## [Working data]
========================================

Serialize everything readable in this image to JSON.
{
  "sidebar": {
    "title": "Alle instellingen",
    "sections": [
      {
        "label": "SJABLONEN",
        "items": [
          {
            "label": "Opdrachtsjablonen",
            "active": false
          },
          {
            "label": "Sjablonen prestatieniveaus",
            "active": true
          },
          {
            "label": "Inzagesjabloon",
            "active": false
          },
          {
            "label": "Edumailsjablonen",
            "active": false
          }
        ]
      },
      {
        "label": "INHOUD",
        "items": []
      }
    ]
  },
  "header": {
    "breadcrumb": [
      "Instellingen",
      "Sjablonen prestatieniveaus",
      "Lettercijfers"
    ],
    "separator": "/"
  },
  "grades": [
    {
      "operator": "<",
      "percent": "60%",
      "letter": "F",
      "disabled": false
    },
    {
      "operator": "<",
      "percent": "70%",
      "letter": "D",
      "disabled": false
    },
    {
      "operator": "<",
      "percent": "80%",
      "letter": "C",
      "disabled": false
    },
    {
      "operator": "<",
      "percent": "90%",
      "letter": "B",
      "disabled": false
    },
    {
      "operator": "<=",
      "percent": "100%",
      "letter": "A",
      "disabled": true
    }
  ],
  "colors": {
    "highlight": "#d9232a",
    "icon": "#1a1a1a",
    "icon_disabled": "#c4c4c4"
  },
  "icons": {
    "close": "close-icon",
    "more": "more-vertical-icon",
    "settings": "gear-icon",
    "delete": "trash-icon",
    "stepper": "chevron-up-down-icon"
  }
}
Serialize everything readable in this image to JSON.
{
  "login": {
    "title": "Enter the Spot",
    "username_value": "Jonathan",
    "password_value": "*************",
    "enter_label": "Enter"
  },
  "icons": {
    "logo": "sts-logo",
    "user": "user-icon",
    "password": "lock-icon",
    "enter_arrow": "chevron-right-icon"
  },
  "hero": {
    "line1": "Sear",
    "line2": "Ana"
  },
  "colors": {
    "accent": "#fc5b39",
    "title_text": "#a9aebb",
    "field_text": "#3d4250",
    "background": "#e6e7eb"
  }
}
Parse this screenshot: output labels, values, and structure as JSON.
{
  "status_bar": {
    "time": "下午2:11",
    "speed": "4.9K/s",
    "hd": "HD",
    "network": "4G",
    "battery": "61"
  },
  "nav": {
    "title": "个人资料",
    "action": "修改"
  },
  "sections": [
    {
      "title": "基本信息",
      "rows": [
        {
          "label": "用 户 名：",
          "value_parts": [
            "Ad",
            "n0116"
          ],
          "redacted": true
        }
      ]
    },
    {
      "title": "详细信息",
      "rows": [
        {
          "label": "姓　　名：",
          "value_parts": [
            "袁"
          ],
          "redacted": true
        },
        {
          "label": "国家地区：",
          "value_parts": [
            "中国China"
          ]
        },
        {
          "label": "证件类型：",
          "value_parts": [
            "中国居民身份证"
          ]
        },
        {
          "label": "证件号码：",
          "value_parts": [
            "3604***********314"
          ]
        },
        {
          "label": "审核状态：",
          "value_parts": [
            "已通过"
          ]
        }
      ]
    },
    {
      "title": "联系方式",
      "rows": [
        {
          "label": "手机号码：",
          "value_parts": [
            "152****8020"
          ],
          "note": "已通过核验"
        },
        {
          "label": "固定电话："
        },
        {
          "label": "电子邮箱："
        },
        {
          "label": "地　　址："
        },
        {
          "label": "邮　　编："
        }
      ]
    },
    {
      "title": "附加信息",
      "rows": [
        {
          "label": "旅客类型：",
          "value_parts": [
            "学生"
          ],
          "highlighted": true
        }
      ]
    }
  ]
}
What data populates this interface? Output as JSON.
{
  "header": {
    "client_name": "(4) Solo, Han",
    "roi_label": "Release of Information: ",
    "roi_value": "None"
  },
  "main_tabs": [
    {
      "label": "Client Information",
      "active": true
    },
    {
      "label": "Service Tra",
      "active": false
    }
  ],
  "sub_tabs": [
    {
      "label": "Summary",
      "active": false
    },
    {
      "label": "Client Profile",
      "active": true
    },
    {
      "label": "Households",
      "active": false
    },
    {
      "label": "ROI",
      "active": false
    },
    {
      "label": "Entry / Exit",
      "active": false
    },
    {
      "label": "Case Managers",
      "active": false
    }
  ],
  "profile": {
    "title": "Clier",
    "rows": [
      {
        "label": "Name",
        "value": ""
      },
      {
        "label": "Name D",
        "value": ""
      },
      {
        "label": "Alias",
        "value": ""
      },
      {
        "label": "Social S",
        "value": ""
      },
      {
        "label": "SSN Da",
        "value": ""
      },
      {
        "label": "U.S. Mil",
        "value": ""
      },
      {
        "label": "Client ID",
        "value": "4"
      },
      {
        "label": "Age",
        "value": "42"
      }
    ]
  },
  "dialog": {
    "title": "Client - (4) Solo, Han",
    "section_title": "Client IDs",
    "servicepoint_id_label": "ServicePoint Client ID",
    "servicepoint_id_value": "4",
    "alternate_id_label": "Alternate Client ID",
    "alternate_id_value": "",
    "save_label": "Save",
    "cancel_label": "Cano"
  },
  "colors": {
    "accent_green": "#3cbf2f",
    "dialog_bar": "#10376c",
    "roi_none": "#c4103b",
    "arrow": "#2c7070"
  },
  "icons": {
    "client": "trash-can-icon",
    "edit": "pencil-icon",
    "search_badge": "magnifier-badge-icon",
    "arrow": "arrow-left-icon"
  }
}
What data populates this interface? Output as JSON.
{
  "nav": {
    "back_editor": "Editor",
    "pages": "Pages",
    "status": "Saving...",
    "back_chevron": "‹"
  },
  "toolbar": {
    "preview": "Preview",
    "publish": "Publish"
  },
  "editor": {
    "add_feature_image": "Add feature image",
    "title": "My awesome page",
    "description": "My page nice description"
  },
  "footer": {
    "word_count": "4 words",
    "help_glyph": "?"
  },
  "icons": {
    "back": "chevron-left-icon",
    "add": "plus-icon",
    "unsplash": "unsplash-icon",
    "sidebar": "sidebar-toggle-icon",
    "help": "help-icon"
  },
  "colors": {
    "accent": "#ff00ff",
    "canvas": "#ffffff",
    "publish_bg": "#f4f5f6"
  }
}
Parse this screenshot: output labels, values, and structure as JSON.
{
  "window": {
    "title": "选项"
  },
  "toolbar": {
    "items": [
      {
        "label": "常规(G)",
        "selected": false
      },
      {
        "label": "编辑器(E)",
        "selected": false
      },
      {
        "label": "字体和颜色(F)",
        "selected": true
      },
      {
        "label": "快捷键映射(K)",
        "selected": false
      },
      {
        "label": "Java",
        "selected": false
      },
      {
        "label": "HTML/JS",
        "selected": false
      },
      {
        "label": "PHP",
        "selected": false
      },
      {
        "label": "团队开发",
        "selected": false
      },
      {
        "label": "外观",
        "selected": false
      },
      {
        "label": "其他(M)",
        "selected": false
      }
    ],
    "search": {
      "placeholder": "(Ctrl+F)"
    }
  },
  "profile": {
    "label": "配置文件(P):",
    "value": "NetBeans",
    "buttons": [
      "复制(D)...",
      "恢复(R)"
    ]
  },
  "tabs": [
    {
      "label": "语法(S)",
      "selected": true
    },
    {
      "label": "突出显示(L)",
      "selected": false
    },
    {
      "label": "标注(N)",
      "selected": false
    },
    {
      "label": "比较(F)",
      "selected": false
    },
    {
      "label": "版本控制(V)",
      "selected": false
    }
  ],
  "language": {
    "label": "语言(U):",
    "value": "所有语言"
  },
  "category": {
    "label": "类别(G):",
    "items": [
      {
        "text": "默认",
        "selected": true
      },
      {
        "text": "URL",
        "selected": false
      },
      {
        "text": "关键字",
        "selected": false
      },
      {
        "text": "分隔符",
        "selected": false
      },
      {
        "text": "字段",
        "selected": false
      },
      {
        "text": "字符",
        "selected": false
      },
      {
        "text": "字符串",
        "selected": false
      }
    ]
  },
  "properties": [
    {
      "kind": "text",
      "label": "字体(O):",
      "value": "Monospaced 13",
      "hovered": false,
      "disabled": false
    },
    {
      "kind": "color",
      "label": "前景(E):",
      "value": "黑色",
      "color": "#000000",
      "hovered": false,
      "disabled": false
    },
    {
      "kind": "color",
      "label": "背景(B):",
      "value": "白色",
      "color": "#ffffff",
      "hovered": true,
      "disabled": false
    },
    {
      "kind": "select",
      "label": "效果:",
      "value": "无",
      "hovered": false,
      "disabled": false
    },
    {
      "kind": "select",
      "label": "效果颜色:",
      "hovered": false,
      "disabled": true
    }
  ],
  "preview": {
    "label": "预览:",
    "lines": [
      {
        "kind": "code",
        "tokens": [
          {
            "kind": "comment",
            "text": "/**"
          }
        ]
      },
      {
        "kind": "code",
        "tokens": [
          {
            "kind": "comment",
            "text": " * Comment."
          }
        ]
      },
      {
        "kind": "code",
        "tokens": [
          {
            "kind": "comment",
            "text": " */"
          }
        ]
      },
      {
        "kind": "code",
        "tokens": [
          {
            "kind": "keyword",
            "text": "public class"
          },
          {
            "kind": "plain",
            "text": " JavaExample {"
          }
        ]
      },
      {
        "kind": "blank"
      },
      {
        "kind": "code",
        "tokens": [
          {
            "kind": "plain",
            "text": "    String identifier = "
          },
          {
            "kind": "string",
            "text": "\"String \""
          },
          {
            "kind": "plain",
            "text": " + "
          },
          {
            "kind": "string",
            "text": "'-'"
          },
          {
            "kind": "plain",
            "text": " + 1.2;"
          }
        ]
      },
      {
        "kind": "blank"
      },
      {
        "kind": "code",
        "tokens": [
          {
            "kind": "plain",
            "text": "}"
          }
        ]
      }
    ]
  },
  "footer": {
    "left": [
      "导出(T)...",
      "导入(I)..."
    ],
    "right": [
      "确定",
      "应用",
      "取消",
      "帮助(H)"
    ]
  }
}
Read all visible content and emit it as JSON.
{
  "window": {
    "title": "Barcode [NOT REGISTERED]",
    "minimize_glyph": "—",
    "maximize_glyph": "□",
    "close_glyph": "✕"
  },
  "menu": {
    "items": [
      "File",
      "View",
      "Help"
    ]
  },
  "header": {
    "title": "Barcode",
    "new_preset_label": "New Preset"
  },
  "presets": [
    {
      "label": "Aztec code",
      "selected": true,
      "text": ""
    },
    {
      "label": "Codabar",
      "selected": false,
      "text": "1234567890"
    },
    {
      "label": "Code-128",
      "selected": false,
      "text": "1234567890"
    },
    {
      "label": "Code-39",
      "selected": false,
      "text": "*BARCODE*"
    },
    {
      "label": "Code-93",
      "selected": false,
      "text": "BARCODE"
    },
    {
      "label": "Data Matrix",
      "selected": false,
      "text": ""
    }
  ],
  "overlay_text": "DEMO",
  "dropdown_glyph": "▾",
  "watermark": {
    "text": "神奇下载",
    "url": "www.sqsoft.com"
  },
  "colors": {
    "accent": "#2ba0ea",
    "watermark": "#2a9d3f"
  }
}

========================================

## [What the task requires]
List all lines where "prestatieniveaus" occurs.

## [Solution]
            "label": "Sjablonen prestatieniveaus",
      "Sjablonen prestatieniveaus",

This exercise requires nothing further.